What is being asked:
Output every line below without omitting or altering anything.

======== Stored rows

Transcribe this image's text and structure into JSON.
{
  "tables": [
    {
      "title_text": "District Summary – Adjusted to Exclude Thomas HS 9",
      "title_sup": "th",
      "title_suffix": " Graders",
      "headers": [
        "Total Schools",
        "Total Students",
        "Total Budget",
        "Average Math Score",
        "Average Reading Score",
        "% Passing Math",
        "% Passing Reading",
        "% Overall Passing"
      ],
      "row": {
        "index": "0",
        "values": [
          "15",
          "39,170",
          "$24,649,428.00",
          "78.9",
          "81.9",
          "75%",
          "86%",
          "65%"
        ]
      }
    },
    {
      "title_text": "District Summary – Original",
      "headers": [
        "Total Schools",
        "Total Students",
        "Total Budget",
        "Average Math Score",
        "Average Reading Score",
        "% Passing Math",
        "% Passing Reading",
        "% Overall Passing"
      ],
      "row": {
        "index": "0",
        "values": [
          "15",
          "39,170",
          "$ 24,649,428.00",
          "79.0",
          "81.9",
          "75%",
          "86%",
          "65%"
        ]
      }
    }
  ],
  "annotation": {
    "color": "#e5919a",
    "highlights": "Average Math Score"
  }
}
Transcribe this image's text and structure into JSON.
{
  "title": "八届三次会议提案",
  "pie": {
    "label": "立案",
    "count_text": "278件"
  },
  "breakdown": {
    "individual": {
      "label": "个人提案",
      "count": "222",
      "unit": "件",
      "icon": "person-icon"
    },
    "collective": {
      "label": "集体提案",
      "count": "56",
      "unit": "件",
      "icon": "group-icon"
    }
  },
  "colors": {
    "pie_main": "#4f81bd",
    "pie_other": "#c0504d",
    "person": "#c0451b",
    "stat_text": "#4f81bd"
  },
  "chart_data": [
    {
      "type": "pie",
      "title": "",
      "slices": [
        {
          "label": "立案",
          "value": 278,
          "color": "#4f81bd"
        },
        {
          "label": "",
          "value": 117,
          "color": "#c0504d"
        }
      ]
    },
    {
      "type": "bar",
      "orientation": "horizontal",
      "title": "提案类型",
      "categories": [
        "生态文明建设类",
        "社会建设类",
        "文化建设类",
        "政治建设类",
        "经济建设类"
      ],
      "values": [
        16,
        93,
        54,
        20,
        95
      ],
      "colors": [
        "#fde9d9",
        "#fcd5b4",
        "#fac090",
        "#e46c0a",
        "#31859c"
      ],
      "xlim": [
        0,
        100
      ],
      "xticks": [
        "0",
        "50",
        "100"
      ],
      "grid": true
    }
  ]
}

================

Solution:
Transcribe this image's text and structure into JSON.
{
  "tables": [
    {
      "title_text": "District Summary – Adjusted to Exclude Thomas HS 9",
      "title_sup": "th",
      "title_suffix": " Graders",
      "headers": [
        "Total Schools",
        "Total Students",
        "Total Budget",
        "Average Math Score",
        "Average Reading Score",
        "% Passing Math",
        "% Passing Reading",
        "% Overall Passing"
      ],
      "row": {
        "index": "0",
        "values": [
          "15",
          "39,170",
          "$24,649,428.00",
          "78.9",
          "81.9",
          "75%",
          "86%",
          "65%"
        ]
      }
    },
    {
      "title_text": "District Summary – Original",
      "headers": [
        "Total Schools",
        "Total Students",
        "Total Budget",
        "Average Math Score",
        "Average Reading Score",
        "% Passing Math",
        "% Passing Reading",
        "% Overall Passing"
      ],
      "row": {
        "index": "0",
        "values": [
          "15",
          "39,170",
          "$ 24,649,428.00",
          "79.0",
          "81.9",
          "75%",
          "86%",
          "65%"
        ]
      }
    }
  ],
  "annotation": {
    "color": "#e5919a",
    "highlights": "Average Math Score"
  }
}
Transcribe this image's text and structure into JSON.
{
  "title": "八届三次会议提案",
  "pie": {
    "label": "立案",
    "count_text": "278件"
  },
  "breakdown": {
    "individual": {
      "label": "个人提案",
      "count": "222",
      "unit": "件",
      "icon": "person-icon"
    },
    "collective": {
      "label": "集体提案",
      "count": "56",
      "unit": "件",
      "icon": "group-icon"
    }
  },
  "colors": {
    "pie_main": "#4f81bd",
    "pie_other": "#c0504d",
    "person": "#c0451b",
    "stat_text": "#4f81bd"
  },
  "chart_data": [
    {
      "type": "pie",
      "title": "",
      "slices": [
        {
          "label": "立案",
          "value": 278,
          "color": "#4f81bd"
        },
        {
          "label": "",
          "value": 117,
          "color": "#c0504d"
        }
      ]
    },
    {
      "type": "bar",
      "orientation": "horizontal",
      "title": "提案类型",
      "categories": [
        "生态文明建设类",
        "社会建设类",
        "文化建设类",
        "政治建设类",
        "经济建设类"
      ],
      "values": [
        16,
        93,
        54,
        20,
        95
      ],
      "colors": [
        "#fde9d9",
        "#fcd5b4",
        "#fac090",
        "#e46c0a",
        "#31859c"
      ],
      "xlim": [
        0,
        100
      ],
      "xticks": [
        "0",
        "50",
        "100"
      ],
      "grid": true
    }
  ]
}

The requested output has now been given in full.